▶ [PROBLEM REQUIREMENTS]: Please repeat all of the listing exactly.

(Records from a data source)
★ ★ ★ ★ ★ ★ ★
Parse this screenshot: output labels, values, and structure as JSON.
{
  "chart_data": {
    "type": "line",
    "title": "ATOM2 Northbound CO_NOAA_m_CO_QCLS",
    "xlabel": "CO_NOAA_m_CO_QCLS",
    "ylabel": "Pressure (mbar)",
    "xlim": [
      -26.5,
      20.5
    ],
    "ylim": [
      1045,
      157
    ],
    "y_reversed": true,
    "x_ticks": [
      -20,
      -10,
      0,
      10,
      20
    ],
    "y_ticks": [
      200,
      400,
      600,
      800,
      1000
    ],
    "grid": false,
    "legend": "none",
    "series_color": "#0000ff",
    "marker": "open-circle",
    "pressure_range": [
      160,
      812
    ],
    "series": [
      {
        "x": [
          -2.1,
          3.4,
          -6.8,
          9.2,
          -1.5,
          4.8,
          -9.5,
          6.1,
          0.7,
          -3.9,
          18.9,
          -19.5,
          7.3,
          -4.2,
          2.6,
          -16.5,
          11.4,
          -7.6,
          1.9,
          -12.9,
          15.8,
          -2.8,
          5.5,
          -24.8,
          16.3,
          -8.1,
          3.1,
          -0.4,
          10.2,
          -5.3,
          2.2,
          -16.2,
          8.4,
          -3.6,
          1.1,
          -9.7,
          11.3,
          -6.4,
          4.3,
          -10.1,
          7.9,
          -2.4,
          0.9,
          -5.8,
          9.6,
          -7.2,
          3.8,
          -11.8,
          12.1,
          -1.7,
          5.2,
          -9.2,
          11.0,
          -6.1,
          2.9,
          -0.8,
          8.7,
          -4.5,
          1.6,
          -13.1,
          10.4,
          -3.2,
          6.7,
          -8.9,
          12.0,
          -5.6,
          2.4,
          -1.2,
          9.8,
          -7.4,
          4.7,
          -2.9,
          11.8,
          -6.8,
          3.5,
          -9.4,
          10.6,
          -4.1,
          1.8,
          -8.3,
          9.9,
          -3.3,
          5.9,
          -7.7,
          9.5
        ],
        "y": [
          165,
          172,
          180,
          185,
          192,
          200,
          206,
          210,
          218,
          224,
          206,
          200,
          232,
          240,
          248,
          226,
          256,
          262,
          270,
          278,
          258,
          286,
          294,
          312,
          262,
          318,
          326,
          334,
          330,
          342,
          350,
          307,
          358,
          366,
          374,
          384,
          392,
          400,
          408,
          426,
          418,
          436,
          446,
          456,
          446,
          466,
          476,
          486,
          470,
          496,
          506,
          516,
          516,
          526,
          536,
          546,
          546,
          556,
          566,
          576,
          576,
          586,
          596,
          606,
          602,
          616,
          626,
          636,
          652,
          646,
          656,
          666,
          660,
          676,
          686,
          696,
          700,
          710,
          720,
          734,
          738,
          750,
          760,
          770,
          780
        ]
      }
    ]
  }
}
★ ★ ★ ★ ★ ★ ★
▶ [TASK RESULT]:
Parse this screenshot: output labels, values, and structure as JSON.
{
  "chart_data": {
    "type": "line",
    "title": "ATOM2 Northbound CO_NOAA_m_CO_QCLS",
    "xlabel": "CO_NOAA_m_CO_QCLS",
    "ylabel": "Pressure (mbar)",
    "xlim": [
      -26.5,
      20.5
    ],
    "ylim": [
      1045,
      157
    ],
    "y_reversed": true,
    "x_ticks": [
      -20,
      -10,
      0,
      10,
      20
    ],
    "y_ticks": [
      200,
      400,
      600,
      800,
      1000
    ],
    "grid": false,
    "legend": "none",
    "series_color": "#0000ff",
    "marker": "open-circle",
    "pressure_range": [
      160,
      812
    ],
    "series": [
      {
        "x": [
          -2.1,
          3.4,
          -6.8,
          9.2,
          -1.5,
          4.8,
          -9.5,
          6.1,
          0.7,
          -3.9,
          18.9,
          -19.5,
          7.3,
          -4.2,
          2.6,
          -16.5,
          11.4,
          -7.6,
          1.9,
          -12.9,
          15.8,
          -2.8,
          5.5,
          -24.8,
          16.3,
          -8.1,
          3.1,
          -0.4,
          10.2,
          -5.3,
          2.2,
          -16.2,
          8.4,
          -3.6,
          1.1,
          -9.7,
          11.3,
          -6.4,
          4.3,
          -10.1,
          7.9,
          -2.4,
          0.9,
          -5.8,
          9.6,
          -7.2,
          3.8,
          -11.8,
          12.1,
          -1.7,
          5.2,
          -9.2,
          11.0,
          -6.1,
          2.9,
          -0.8,
          8.7,
          -4.5,
          1.6,
          -13.1,
          10.4,
          -3.2,
          6.7,
          -8.9,
          12.0,
          -5.6,
          2.4,
          -1.2,
          9.8,
          -7.4,
          4.7,
          -2.9,
          11.8,
          -6.8,
          3.5,
          -9.4,
          10.6,
          -4.1,
          1.8,
          -8.3,
          9.9,
          -3.3,
          5.9,
          -7.7,
          9.5
        ],
        "y": [
          165,
          172,
          180,
          185,
          192,
          200,
          206,
          210,
          218,
          224,
          206,
          200,
          232,
          240,
          248,
          226,
          256,
          262,
          270,
          278,
          258,
          286,
          294,
          312,
          262,
          318,
          326,
          334,
          330,
          342,
          350,
          307,
          358,
          366,
          374,
          384,
          392,
          400,
          408,
          426,
          418,
          436,
          446,
          456,
          446,
          466,
          476,
          486,
          470,
          496,
          506,
          516,
          516,
          526,
          536,
          546,
          546,
          556,
          566,
          576,
          576,
          586,
          596,
          606,
          602,
          616,
          626,
          636,
          652,
          646,
          656,
          666,
          660,
          676,
          686,
          696,
          700,
          710,
          720,
          734,
          738,
          750,
          760,
          770,
          780
        ]
      }
    ]
  }
}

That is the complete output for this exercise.